▶ Directions for this task
Which lines hold the word "فيان"? Copy each of them.
⁂
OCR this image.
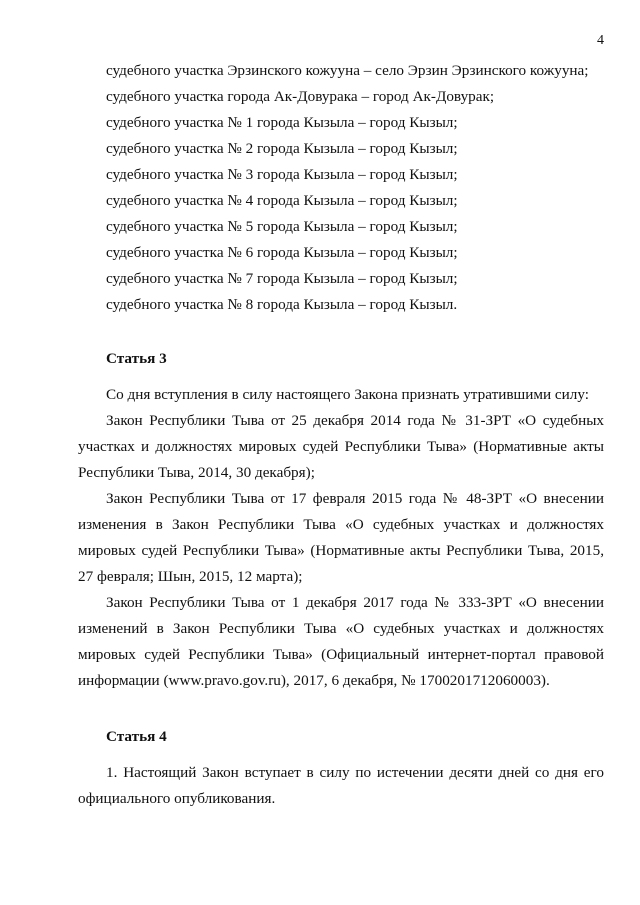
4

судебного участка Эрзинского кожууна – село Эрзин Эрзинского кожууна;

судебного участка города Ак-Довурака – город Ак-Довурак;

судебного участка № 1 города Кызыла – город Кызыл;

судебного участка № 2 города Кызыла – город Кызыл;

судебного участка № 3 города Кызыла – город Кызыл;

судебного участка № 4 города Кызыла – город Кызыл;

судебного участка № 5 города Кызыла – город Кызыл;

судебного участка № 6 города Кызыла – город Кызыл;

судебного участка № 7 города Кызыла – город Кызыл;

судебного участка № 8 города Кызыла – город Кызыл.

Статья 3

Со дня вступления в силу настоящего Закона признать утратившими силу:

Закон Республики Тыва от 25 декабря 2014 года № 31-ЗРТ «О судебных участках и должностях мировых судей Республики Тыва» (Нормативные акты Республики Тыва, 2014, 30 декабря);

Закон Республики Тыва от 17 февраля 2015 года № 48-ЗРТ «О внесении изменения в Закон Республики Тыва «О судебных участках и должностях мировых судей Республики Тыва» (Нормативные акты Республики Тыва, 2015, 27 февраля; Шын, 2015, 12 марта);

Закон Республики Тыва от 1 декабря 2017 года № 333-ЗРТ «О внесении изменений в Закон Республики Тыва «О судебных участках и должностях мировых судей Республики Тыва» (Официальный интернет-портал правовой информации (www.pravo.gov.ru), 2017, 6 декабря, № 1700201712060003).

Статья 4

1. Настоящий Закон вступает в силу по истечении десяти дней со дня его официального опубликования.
⁂
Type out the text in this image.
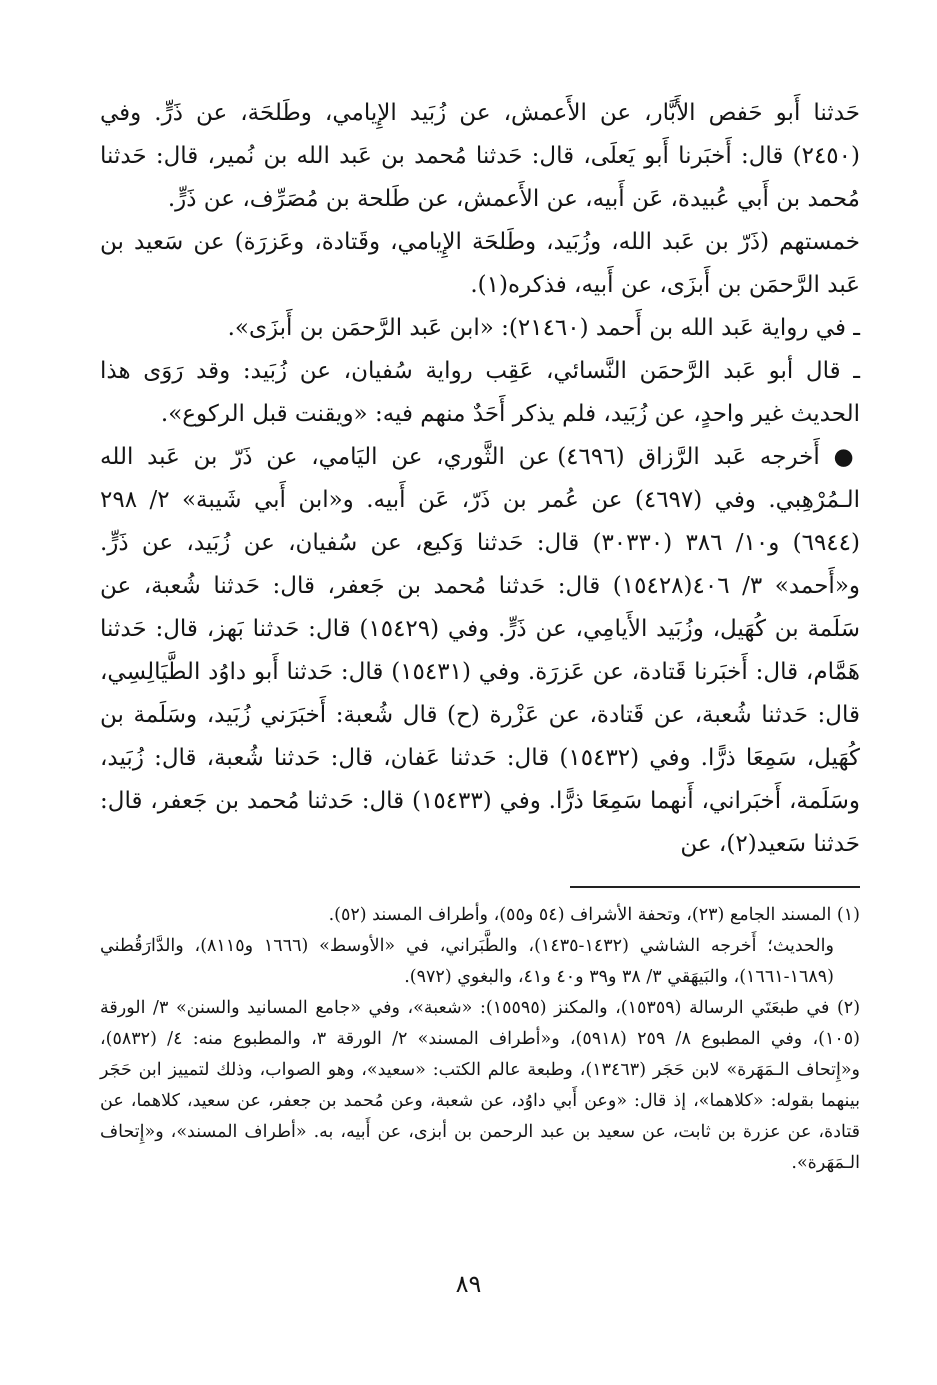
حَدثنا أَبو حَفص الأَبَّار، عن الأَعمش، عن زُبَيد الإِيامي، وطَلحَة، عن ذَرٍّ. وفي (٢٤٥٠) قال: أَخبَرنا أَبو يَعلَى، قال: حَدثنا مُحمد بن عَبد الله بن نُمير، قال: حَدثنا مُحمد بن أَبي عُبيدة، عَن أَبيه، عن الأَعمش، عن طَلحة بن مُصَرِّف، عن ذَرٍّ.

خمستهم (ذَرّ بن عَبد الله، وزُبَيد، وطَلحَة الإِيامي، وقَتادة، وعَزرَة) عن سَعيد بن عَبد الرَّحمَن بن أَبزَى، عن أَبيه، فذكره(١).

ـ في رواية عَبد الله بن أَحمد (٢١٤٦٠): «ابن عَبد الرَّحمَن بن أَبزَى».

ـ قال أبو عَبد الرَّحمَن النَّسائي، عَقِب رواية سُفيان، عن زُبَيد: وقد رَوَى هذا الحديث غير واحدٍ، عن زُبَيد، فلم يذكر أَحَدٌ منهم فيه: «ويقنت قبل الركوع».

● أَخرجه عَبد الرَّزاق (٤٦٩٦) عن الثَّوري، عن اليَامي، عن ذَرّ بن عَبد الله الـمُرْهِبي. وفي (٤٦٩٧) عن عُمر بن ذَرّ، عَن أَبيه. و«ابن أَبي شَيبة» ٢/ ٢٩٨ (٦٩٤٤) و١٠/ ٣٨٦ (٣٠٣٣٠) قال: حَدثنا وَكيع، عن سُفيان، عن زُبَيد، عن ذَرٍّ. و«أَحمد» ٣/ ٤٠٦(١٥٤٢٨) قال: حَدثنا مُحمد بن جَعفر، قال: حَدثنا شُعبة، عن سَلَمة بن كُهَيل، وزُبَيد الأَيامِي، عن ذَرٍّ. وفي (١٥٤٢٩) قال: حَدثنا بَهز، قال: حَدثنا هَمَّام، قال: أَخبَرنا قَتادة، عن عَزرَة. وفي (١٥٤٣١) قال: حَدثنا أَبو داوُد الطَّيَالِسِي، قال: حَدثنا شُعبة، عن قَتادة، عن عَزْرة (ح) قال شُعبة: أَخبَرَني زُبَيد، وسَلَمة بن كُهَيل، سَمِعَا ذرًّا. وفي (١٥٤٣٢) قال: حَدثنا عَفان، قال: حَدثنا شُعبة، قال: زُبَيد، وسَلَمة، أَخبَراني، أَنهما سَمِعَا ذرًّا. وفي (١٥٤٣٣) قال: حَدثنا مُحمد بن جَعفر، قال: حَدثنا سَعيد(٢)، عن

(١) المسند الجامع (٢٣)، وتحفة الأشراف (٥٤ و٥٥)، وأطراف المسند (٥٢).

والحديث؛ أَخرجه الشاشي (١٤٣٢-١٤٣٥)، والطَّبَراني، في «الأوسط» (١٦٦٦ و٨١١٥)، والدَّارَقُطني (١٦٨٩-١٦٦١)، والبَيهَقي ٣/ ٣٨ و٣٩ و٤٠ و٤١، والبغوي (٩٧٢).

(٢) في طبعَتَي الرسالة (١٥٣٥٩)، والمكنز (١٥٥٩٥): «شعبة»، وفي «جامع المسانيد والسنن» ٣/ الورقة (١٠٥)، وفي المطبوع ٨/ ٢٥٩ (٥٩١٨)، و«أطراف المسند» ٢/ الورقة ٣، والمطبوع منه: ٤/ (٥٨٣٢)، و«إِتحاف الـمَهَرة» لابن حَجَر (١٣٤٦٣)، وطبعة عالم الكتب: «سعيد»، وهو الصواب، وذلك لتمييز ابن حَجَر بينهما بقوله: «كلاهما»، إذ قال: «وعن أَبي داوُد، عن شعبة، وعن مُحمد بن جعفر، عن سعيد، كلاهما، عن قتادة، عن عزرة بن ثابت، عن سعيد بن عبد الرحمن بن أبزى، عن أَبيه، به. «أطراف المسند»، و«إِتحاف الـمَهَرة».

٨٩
⁂
▶ Result below
ـ قال أبو عَبد الرَّحمَن النَّسائي، عَقِب رواية سُفيان، عن زُبَيد: وقد رَوَى هذا الحديث غير واحدٍ، عن زُبَيد، فلم يذكر أَحَدٌ منهم فيه: «ويقنت قبل الركوع».
● أَخرجه عَبد الرَّزاق (٤٦٩٦) عن الثَّوري، عن اليَامي، عن ذَرّ بن عَبد الله الـمُرْهِبي. وفي (٤٦٩٧) عن عُمر بن ذَرّ، عَن أَبيه. و«ابن أَبي شَيبة» ٢/ ٢٩٨ (٦٩٤٤) و١٠/ ٣٨٦ (٣٠٣٣٠) قال: حَدثنا وَكيع، عن سُفيان، عن زُبَيد، عن ذَرٍّ. و«أَحمد» ٣/ ٤٠٦(١٥٤٢٨) قال: حَدثنا مُحمد بن جَعفر، قال: حَدثنا شُعبة، عن سَلَمة بن كُهَيل، وزُبَيد الأَيامِي، عن ذَرٍّ. وفي (١٥٤٢٩) قال: حَدثنا بَهز، قال: حَدثنا هَمَّام، قال: أَخبَرنا قَتادة، عن عَزرَة. وفي (١٥٤٣١) قال: حَدثنا أَبو داوُد الطَّيَالِسِي، قال: حَدثنا شُعبة، عن قَتادة، عن عَزْرة (ح) قال شُعبة: أَخبَرَني زُبَيد، وسَلَمة بن كُهَيل، سَمِعَا ذرًّا. وفي (١٥٤٣٢) قال: حَدثنا عَفان، قال: حَدثنا شُعبة، قال: زُبَيد، وسَلَمة، أَخبَراني، أَنهما سَمِعَا ذرًّا. وفي (١٥٤٣٣) قال: حَدثنا مُحمد بن جَعفر، قال: حَدثنا سَعيد(٢)، عن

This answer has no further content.